Copy the lines of the items word for word, starting with the line that contains "404, 163, 436]" and continuing through the line that contains "235, 1466, 941]", with both of those lines included.

### Supplied material
□ □ □ □

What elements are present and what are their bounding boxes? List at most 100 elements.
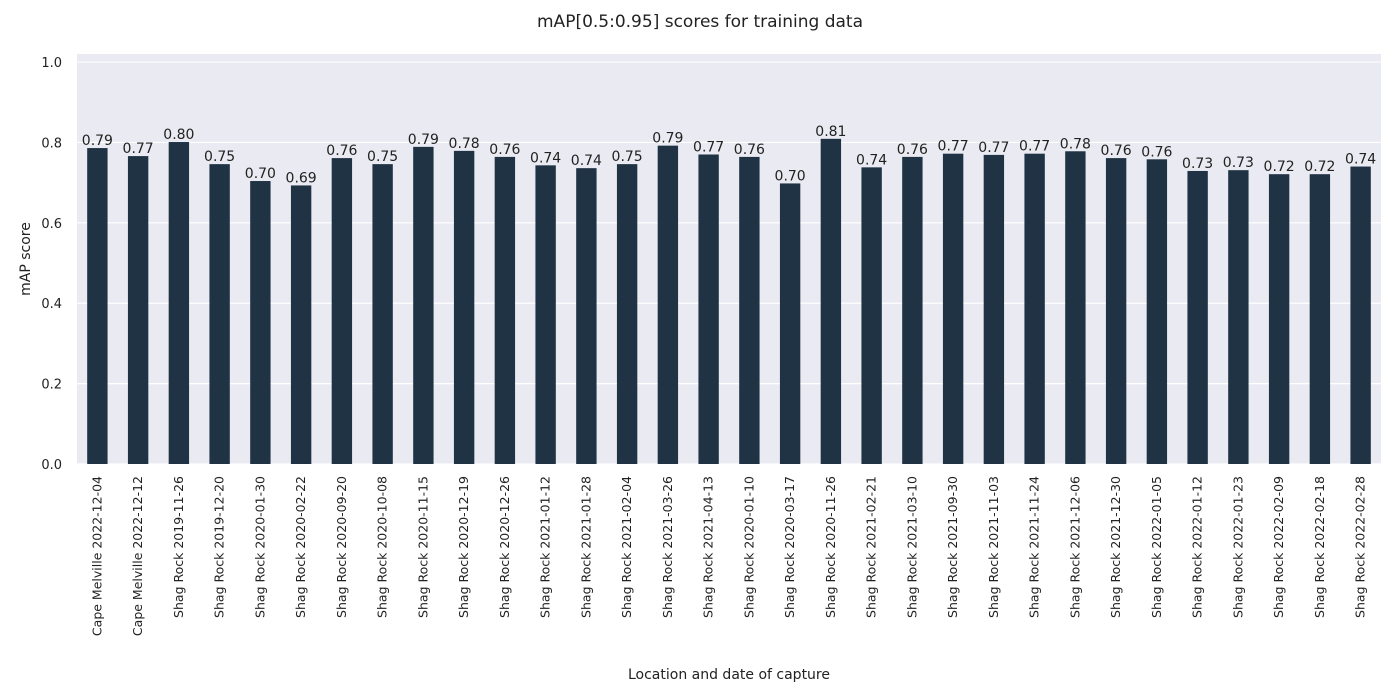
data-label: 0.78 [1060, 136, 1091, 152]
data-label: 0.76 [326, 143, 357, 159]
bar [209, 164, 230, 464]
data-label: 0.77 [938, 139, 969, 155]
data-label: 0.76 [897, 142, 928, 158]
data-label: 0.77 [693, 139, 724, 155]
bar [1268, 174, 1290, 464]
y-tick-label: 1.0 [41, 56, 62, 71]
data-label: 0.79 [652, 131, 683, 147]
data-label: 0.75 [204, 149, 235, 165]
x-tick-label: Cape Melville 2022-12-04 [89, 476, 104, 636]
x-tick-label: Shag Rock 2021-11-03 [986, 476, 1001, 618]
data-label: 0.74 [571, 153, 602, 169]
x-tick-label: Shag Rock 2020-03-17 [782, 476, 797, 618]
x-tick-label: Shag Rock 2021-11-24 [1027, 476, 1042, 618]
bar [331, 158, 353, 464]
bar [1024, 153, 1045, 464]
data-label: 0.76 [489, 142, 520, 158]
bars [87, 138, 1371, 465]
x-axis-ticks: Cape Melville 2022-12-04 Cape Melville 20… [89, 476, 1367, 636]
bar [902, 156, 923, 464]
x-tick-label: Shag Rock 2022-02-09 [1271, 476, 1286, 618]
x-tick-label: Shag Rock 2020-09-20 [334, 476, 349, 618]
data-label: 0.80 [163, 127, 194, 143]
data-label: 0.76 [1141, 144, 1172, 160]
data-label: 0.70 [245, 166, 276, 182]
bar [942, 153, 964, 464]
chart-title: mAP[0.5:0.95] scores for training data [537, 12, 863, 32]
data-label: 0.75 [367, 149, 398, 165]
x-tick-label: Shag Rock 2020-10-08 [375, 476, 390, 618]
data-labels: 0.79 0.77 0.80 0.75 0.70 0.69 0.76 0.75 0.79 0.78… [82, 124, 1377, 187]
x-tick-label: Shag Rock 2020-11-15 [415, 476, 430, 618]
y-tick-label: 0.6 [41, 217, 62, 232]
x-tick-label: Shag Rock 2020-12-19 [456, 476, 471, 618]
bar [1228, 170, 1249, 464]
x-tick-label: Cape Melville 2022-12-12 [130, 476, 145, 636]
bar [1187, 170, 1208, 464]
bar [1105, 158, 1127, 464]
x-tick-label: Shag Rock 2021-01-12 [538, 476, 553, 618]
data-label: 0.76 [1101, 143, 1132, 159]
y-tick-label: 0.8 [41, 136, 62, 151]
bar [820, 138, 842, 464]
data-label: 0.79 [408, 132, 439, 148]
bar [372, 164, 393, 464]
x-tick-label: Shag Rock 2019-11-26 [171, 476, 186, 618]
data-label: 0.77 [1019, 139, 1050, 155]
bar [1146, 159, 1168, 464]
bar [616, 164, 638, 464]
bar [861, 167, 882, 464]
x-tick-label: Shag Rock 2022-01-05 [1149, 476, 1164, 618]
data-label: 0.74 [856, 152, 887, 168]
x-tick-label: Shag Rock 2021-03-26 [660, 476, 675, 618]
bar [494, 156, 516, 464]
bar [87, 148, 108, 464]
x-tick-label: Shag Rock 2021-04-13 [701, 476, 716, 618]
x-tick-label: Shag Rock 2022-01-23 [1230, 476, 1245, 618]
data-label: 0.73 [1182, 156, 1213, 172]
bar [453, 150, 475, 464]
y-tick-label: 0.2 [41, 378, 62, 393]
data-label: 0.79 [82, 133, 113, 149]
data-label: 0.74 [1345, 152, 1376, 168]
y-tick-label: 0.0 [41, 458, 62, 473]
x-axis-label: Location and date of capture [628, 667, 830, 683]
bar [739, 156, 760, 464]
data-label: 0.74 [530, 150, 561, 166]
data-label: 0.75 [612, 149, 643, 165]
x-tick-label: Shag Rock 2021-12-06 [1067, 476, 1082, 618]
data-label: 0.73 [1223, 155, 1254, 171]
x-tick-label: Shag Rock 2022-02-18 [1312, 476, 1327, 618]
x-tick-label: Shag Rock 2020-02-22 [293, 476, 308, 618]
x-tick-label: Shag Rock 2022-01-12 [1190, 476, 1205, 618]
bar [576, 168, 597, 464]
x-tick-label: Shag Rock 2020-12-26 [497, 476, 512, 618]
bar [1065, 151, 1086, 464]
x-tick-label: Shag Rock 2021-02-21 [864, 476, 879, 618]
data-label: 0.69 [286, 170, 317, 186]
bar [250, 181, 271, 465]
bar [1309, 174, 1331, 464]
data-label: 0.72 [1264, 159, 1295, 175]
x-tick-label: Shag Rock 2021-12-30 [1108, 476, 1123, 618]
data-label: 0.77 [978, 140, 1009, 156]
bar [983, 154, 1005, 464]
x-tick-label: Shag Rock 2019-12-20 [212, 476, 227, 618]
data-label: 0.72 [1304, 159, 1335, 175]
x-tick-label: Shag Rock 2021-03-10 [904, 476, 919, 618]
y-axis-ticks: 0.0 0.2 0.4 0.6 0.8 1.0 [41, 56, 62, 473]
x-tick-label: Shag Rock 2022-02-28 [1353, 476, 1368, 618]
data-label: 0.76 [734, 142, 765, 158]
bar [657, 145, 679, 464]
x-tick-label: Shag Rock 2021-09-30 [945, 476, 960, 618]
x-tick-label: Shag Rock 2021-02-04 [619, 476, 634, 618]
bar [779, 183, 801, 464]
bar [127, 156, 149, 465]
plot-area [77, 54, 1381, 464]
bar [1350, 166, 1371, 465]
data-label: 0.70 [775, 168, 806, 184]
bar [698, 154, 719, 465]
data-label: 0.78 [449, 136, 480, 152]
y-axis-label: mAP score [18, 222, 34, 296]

□ □ □ □

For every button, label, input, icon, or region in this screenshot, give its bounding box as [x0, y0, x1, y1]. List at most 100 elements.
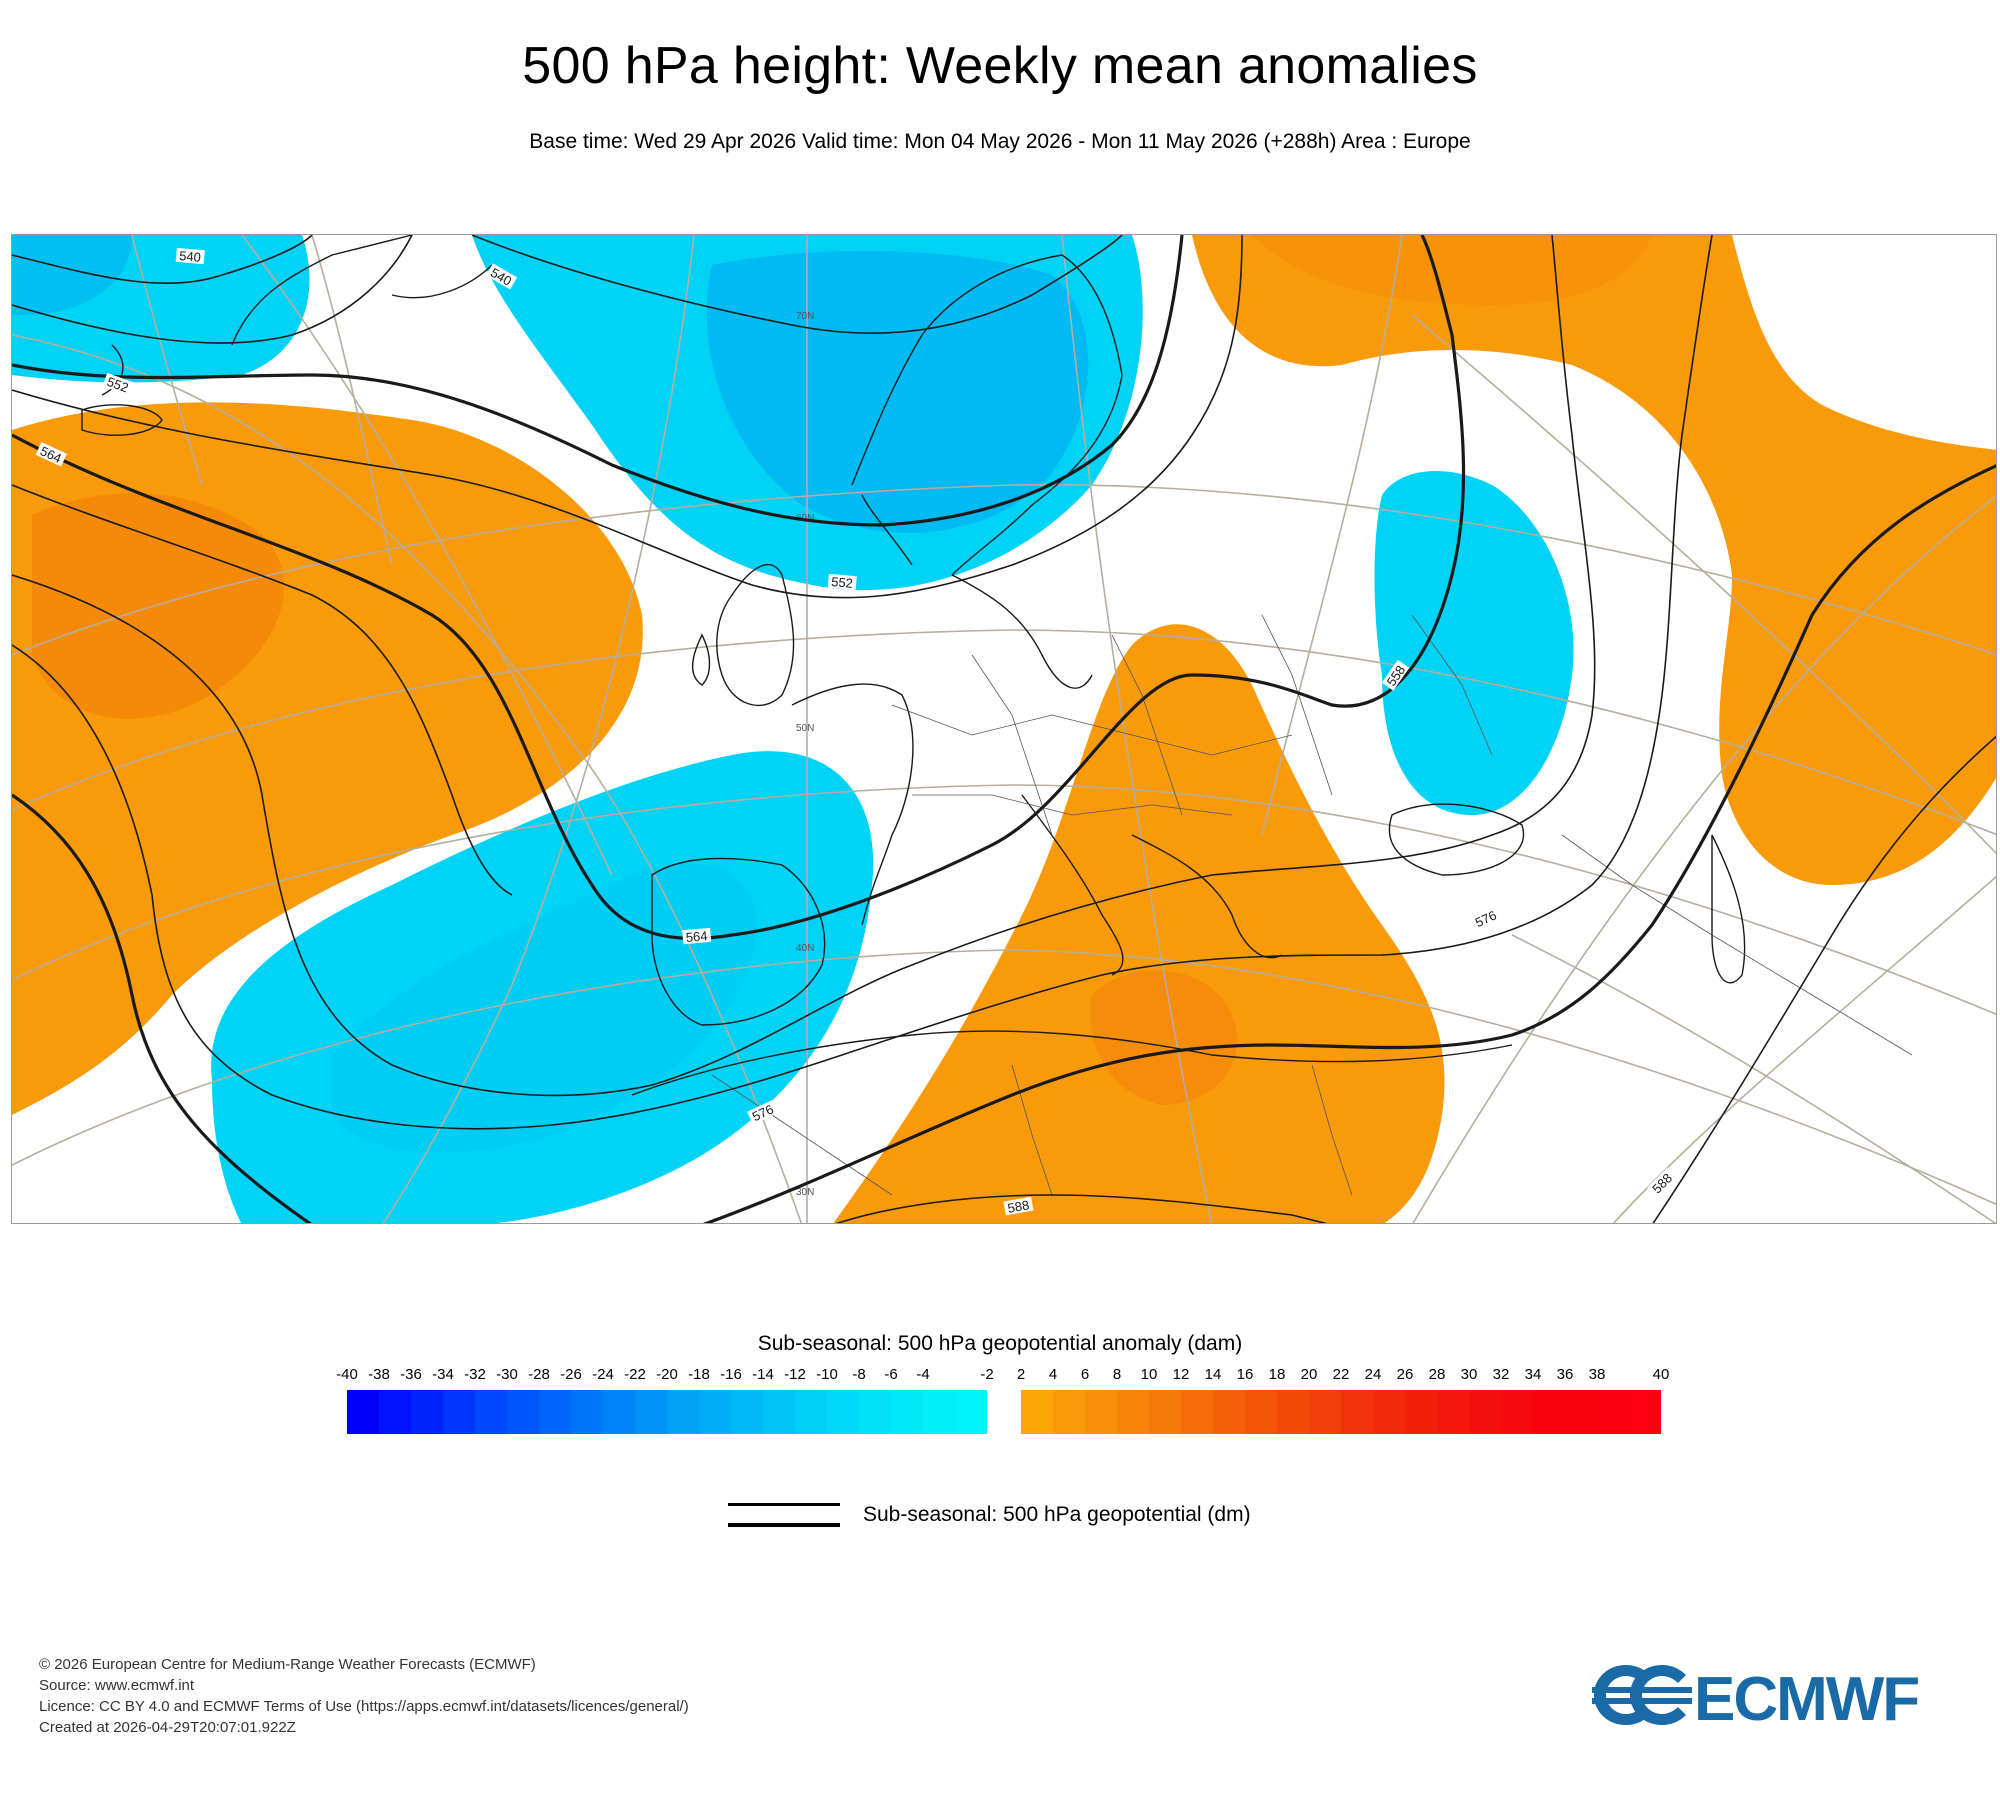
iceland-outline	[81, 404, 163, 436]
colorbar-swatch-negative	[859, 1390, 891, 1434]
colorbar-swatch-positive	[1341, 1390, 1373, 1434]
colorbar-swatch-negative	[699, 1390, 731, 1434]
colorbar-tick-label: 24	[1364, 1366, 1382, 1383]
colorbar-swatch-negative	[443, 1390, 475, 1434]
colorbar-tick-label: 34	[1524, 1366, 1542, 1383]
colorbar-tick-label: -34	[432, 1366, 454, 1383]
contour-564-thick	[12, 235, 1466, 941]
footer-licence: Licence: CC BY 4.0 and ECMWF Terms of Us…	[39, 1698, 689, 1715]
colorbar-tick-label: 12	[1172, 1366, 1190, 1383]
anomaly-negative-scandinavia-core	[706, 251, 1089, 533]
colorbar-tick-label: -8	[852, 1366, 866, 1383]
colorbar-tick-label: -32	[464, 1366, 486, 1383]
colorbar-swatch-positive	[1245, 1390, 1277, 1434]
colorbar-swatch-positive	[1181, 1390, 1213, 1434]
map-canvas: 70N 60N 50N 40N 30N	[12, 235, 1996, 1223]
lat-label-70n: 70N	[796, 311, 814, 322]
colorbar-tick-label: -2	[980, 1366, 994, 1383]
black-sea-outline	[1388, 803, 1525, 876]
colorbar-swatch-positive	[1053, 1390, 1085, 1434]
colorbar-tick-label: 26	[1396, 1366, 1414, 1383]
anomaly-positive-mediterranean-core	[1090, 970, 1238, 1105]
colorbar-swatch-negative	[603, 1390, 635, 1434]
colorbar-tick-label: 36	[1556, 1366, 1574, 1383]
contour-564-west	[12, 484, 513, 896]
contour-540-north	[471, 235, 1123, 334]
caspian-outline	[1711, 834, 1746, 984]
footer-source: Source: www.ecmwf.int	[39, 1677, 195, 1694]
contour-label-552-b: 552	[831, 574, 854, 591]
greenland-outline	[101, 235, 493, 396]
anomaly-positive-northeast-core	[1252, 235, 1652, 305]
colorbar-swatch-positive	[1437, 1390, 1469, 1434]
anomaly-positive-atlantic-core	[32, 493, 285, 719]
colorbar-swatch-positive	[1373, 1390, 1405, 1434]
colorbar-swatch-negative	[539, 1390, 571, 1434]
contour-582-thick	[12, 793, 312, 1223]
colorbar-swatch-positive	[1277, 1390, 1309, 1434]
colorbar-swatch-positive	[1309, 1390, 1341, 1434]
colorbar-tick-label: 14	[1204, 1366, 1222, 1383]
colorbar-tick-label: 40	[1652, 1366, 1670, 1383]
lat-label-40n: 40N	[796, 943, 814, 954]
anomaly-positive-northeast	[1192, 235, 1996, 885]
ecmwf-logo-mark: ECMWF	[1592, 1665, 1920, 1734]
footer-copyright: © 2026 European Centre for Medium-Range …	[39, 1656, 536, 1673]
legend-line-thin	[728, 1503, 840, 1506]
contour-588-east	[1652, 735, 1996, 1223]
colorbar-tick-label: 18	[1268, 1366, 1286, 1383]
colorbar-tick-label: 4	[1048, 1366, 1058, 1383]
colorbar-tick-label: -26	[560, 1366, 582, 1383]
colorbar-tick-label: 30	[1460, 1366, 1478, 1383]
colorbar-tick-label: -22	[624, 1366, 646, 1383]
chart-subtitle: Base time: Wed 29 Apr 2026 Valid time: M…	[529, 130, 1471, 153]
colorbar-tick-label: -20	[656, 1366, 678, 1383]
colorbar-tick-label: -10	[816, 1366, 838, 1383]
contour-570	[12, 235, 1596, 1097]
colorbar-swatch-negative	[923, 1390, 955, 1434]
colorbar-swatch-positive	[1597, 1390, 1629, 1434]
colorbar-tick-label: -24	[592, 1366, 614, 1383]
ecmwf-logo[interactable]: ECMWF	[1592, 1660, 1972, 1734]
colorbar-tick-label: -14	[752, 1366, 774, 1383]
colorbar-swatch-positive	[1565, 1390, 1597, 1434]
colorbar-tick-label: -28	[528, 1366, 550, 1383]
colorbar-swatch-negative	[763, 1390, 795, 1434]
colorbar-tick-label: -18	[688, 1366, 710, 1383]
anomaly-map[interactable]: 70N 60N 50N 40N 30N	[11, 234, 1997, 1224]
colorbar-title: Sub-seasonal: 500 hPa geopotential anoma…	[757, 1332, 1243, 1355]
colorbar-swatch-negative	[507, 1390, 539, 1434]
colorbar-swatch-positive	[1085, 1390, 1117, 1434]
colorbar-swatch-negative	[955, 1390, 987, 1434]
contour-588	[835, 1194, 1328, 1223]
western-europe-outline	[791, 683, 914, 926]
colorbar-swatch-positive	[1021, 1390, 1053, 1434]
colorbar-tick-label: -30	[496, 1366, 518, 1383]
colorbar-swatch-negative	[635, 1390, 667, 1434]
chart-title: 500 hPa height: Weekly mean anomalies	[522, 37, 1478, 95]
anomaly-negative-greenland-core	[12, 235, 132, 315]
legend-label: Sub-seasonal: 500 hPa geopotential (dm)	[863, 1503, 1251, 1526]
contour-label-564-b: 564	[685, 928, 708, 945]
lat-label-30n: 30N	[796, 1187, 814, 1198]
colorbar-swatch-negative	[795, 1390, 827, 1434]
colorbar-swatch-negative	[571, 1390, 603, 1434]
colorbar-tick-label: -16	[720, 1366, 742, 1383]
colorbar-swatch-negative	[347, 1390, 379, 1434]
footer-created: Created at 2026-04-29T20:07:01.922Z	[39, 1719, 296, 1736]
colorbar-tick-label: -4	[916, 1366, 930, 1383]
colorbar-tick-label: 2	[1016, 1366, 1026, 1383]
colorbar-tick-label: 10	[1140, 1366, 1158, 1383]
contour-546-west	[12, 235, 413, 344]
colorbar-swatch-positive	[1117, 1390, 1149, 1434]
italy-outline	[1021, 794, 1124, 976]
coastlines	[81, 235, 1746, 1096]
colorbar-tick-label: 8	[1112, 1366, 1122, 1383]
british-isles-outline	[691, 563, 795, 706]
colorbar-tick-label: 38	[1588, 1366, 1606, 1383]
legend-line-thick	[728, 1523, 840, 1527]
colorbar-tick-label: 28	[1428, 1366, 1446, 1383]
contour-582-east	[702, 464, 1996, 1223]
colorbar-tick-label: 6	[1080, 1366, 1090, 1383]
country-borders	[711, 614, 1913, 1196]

□ □ □ □

### Final result
iceland-outline	[81, 404, 163, 436]
colorbar-swatch-negative	[859, 1390, 891, 1434]
colorbar-swatch-positive	[1341, 1390, 1373, 1434]
colorbar-swatch-negative	[699, 1390, 731, 1434]
colorbar-tick-label: 24	[1364, 1366, 1382, 1383]
colorbar-swatch-negative	[443, 1390, 475, 1434]
colorbar-tick-label: 34	[1524, 1366, 1542, 1383]
colorbar-tick-label: -34	[432, 1366, 454, 1383]
contour-564-thick	[12, 235, 1466, 941]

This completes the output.